**PROBLEMS AND TASKS:**
1. Decide whether each statement agrees with the water bolus passage, answering yes or no and quoting the words of the passage that settle it: (a) the inlet tube has more holes than the outlet tube; (b) water served as the contrast fluid in the flow experiment; (c) the filter foam inside the bolus has 20 pores per inch.
2. Extend the water bolus passage, picking up after its final line.

**SELECTED PASSAGE:**
****************************************

The focus of this study is to quantify the flow pattern in an existing water bolus design, and describe its spatial electro-thermal characteristics during hyperthermia treatment. Based on Navier-Stokes equations for flow in incompressible media and Brinkman’s equation for flow in porous media, the flow pattern in the water bolus was investigated both experimentally and numerically. These results are thereafter incorporated into a numerical model of superficial hyperthermia induced by a conformal array of microwave antennas coupled to skin with a 5 mm thick water layer (Jacobsen and Stauffer 2007) to investigate the lateral thermal variations across the antenna array.

The paper is organized as follows. The experimental and numerical models are described in Section 2, while results are presented in Section 3. In Section 4 we discuss our results in terms of the established theoretical and practical background, and finally conclude our findings in Section 5.

The results from the numerical simulations described in this paper have been produced using the high performance computing facilities at the University of Tromsø.

2. Methodology

2.1. Experimental setup

The bolus under investigation is a rectangularly shaped compartment of dimensions 375×280×4.8 mm³ formed between two layers of 0.2 mm (8 mil) thick Polyurethane fabric with perforated Tygon tubes for distribution of water from the bolus inlet tubing, across the thin layer compartment, and to the outlet tubing. An open pore Polyurethane filter foam, with 20 pores per inch (PPI), is used inside the bolus to stabilize its thickness and ensure free water flow. This particular bolus is based on an early water bolus design used in superficial microwave hyperthermia as described in (Stauffer 2000,Jacobsen et al. 2000). The experimental setup for testing flow dynamics is shown in figure 1, whereas physical properties of the study are summarized in Table 1. Note that there are in total 29 and 28 holes in the inlet and outlet tubes, respectively, and that the holes have a slightly closer spacing at the end of the tubes. The experimental setup used to study flow through the bolus consisted of a video camera aimed at the top surface of the bolus while circulating skimmed milk as a contrast fluid into the bolus inlet and monitoring the advancing front of milk across the bolus surface. Although the viscosity of water and skimmed milk is somewhat different, 0.0010 sPa as compared to 0.0015 sPa at 20°C (Phillips et al. 1995), the flow patterns of water and skimmed milk in bolus are expected to be close to that of a water circulated bolus. Numerical runs (data not shown) showed marginal differences of fluid velocity distribution vs space-time for the two cases of milk and water.

Figure 1.

Experimental setup. 1: Rectangular bolus, 2: Inlet tube, 3: Outlet tube, 4: Peristaltic pump, 5: Air trap, 6: Flow meter, 7: HD video camera.

Table 1.

Dimensional and material constants in experimental setup.

****************************************

**EXTRACTED ENTRIES:**
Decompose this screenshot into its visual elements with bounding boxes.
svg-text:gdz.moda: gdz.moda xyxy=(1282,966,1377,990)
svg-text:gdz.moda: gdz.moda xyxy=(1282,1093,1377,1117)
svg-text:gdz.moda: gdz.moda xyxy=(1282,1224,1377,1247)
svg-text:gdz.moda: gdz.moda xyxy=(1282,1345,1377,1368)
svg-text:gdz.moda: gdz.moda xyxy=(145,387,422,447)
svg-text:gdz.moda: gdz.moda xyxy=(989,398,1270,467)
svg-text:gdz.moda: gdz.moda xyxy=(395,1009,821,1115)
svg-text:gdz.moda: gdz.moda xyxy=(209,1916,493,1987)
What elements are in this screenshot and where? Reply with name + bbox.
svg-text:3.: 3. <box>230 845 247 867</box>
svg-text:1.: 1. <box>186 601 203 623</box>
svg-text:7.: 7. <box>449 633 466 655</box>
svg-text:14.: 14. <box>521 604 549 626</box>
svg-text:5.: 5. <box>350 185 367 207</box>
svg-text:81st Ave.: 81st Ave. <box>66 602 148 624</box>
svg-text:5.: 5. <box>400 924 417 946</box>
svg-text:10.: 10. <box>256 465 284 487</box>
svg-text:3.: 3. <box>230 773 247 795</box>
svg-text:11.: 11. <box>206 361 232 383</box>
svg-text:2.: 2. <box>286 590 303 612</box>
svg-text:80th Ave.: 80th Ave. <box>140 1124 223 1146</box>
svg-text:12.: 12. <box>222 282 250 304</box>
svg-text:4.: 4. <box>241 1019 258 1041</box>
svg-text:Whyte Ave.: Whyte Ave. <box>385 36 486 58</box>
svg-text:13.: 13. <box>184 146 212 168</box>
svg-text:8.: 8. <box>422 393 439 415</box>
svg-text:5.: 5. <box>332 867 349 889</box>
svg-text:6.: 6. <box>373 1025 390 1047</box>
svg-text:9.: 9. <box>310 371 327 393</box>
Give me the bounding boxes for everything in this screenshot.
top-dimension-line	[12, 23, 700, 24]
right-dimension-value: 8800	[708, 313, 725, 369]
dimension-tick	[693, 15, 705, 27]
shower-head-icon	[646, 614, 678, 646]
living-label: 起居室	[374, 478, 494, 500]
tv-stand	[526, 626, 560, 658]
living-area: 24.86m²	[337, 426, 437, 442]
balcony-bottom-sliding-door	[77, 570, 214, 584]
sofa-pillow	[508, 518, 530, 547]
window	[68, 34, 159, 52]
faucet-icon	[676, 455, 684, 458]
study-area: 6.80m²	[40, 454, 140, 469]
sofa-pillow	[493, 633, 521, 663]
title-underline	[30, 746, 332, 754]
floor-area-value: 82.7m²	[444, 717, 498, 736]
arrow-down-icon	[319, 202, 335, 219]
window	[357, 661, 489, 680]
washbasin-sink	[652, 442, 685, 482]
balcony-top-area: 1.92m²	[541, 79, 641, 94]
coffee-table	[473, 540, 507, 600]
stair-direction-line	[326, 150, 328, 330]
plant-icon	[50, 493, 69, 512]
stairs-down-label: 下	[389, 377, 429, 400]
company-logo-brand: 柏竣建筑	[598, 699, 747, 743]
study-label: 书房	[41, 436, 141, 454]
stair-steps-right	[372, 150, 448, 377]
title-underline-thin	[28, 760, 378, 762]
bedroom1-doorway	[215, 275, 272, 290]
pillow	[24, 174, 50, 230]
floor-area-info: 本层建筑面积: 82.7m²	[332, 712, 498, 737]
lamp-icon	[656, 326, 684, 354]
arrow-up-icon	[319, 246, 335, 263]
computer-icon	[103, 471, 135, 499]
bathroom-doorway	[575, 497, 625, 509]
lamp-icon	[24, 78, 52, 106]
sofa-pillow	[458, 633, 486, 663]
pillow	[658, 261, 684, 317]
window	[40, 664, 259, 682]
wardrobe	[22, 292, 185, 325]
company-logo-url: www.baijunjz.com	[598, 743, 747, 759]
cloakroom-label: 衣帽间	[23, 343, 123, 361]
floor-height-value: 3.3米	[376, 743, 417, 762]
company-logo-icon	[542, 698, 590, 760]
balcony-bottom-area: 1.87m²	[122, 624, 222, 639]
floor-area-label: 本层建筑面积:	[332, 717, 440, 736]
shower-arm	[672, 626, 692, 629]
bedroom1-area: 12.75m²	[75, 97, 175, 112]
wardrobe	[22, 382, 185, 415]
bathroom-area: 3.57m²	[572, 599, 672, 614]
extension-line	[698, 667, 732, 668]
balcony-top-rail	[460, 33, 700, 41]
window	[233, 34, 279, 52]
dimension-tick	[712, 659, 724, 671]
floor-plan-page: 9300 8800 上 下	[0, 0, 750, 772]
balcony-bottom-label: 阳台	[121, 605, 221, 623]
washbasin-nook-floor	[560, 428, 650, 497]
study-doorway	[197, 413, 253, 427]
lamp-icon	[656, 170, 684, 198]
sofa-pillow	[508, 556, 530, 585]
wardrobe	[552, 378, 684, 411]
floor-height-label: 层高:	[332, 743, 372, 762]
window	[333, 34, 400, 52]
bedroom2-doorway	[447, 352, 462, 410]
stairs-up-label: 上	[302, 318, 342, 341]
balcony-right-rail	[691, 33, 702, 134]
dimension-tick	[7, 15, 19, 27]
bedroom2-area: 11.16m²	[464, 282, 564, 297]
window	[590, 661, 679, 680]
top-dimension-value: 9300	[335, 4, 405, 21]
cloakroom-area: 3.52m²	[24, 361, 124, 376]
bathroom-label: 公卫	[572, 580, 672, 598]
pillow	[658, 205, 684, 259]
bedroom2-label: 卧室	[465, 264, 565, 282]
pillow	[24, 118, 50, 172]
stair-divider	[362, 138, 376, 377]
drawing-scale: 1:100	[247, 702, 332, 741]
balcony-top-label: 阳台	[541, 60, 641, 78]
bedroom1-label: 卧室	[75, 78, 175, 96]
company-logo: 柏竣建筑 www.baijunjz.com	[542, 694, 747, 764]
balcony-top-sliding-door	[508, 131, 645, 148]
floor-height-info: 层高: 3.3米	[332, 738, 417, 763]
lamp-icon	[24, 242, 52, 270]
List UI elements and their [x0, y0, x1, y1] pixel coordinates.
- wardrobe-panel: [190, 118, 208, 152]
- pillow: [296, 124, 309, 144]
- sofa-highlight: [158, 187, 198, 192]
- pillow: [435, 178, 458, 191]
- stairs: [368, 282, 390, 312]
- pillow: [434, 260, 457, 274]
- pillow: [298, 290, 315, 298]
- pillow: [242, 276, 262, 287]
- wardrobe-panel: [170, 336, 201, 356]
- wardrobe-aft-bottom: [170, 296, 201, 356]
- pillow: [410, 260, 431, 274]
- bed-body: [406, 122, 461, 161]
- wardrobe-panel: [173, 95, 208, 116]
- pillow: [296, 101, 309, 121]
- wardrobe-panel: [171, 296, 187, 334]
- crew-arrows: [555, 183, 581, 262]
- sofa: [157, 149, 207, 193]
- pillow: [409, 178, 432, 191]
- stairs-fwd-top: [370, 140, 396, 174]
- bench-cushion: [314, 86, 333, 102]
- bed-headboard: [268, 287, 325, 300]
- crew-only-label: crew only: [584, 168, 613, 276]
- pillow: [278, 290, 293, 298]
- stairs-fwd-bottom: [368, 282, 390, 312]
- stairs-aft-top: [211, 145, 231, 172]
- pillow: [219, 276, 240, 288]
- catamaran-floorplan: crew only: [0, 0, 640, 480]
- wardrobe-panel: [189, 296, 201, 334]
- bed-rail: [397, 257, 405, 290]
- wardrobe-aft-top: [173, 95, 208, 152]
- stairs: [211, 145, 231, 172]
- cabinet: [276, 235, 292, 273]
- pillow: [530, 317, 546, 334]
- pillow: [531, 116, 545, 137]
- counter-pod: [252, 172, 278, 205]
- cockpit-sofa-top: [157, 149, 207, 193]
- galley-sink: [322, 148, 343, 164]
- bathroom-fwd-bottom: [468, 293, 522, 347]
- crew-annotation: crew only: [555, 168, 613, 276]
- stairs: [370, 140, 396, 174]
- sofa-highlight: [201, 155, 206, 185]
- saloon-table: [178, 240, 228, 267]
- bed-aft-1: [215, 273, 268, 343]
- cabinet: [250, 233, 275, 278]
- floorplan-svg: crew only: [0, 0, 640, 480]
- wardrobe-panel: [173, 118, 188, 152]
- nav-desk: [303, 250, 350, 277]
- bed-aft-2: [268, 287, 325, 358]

****************************************

**REPLIES:**
1.
(a) Yes: "there are in total 29 and 28 holes in the inlet and outlet tubes, respectively"
(b) No: "circulating skimmed milk as a contrast fluid into the bolus inlet"
(c) Yes: "with 20 pores per inch (PPI)"

2.
Medium	Parameter	Notation	Value
Bolus	Width	W	280 mm
	Length	L	375 mm
	Thickness	T	4.8 mm
Tube	Inner diameter	di	3.175 mm
	Outer diameter	do	6.3 mm
	Hole diameter	dh	2.5 mm
Water	Viscosity	ηw	0.001 sPa
	Density	ρw	1000 kg/m3
	Specific heat	cw	4200 J/kg °C
	Thermal conductivity	kw	0.60 W/m °C
	Heat flux (water)	hw	4 W/m2 °C
Polyurethane	Density	ρp	1300 kg/m3
	Specific heat	cp	1500 J/kg °C
	Thermal conductivity	kp	0.16 W/m °C
	Heat flux (polyurethane)	hp	0.4 W/m2 °C
Tissue	Density	ρt	1000 kg/m3
	Specific heat	ct	3500 J/Kg °C
	Thermal conductivity	kt	0.56 W/m °C
	Heat flux (body)	ht	40 W/m2 °C
	Blood heat capacity	ωbcb	1912.5 J/Kg °C

The inlet and outlet tubes in the water bolus are connected to a Stöckert Shiley heart-lung machine roller pump driving water through the closed system including a 500 mL air trap bulb. The pump has a variable speed adjustment which provides readout of both flowrate in liters per minute (l/min) and pump speed in rotations per minute (RPM). To compensate for high pressure and possible backflow in the pump at the highest pump speeds, a Digimesa FHK Arnite Ø3.3 mm flow meter was used to calibrate the flow measurements. The water and contrast fluid temperatures were held at room temperature T=22°C during the different experiments with pump speeds providing flow rates in the range from 0.25–1.0 l/min.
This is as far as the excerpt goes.